-- BEGIN Supplied material --

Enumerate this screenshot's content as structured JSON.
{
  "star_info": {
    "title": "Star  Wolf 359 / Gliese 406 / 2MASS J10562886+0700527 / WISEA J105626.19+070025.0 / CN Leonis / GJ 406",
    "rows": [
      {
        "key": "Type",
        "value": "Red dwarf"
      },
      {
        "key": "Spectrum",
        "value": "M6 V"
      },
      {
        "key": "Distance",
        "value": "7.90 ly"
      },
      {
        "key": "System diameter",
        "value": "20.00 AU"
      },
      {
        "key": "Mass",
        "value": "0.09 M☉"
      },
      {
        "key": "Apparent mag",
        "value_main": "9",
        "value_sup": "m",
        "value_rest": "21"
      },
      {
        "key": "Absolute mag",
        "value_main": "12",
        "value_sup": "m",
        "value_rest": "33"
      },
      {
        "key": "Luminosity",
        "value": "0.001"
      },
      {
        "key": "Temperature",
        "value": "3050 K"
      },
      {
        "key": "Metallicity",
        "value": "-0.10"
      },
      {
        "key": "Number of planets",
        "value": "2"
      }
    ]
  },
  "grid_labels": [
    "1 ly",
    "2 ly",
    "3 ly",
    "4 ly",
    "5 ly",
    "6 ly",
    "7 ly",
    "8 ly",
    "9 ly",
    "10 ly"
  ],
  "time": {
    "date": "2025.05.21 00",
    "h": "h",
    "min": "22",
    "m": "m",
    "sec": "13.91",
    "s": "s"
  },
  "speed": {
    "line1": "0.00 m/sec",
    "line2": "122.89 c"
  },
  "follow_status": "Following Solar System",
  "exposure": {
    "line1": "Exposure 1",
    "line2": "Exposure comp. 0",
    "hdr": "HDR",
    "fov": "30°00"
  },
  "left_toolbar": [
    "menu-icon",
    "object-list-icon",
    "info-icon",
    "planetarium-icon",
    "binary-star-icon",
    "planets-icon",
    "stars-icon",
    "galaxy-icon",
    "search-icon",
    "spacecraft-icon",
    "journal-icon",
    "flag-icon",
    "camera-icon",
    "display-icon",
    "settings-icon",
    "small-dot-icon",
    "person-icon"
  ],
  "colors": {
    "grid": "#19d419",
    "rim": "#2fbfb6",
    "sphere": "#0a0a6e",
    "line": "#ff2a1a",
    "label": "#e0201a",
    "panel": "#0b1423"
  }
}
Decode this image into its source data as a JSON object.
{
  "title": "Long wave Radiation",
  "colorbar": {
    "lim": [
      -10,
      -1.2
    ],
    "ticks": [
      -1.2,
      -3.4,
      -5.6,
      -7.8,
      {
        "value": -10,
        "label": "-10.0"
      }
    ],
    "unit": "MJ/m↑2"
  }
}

-- END Supplied material --

Aim of the task:
Give back the whole listing exactly as it reads.

Answer to this problem:
Enumerate this screenshot's content as structured JSON.
{
  "star_info": {
    "title": "Star  Wolf 359 / Gliese 406 / 2MASS J10562886+0700527 / WISEA J105626.19+070025.0 / CN Leonis / GJ 406",
    "rows": [
      {
        "key": "Type",
        "value": "Red dwarf"
      },
      {
        "key": "Spectrum",
        "value": "M6 V"
      },
      {
        "key": "Distance",
        "value": "7.90 ly"
      },
      {
        "key": "System diameter",
        "value": "20.00 AU"
      },
      {
        "key": "Mass",
        "value": "0.09 M☉"
      },
      {
        "key": "Apparent mag",
        "value_main": "9",
        "value_sup": "m",
        "value_rest": "21"
      },
      {
        "key": "Absolute mag",
        "value_main": "12",
        "value_sup": "m",
        "value_rest": "33"
      },
      {
        "key": "Luminosity",
        "value": "0.001"
      },
      {
        "key": "Temperature",
        "value": "3050 K"
      },
      {
        "key": "Metallicity",
        "value": "-0.10"
      },
      {
        "key": "Number of planets",
        "value": "2"
      }
    ]
  },
  "grid_labels": [
    "1 ly",
    "2 ly",
    "3 ly",
    "4 ly",
    "5 ly",
    "6 ly",
    "7 ly",
    "8 ly",
    "9 ly",
    "10 ly"
  ],
  "time": {
    "date": "2025.05.21 00",
    "h": "h",
    "min": "22",
    "m": "m",
    "sec": "13.91",
    "s": "s"
  },
  "speed": {
    "line1": "0.00 m/sec",
    "line2": "122.89 c"
  },
  "follow_status": "Following Solar System",
  "exposure": {
    "line1": "Exposure 1",
    "line2": "Exposure comp. 0",
    "hdr": "HDR",
    "fov": "30°00"
  },
  "left_toolbar": [
    "menu-icon",
    "object-list-icon",
    "info-icon",
    "planetarium-icon",
    "binary-star-icon",
    "planets-icon",
    "stars-icon",
    "galaxy-icon",
    "search-icon",
    "spacecraft-icon",
    "journal-icon",
    "flag-icon",
    "camera-icon",
    "display-icon",
    "settings-icon",
    "small-dot-icon",
    "person-icon"
  ],
  "colors": {
    "grid": "#19d419",
    "rim": "#2fbfb6",
    "sphere": "#0a0a6e",
    "line": "#ff2a1a",
    "label": "#e0201a",
    "panel": "#0b1423"
  }
}
Decode this image into its source data as a JSON object.
{
  "title": "Long wave Radiation",
  "colorbar": {
    "lim": [
      -10,
      -1.2
    ],
    "ticks": [
      -1.2,
      -3.4,
      -5.6,
      -7.8,
      {
        "value": -10,
        "label": "-10.0"
      }
    ],
    "unit": "MJ/m↑2"
  }
}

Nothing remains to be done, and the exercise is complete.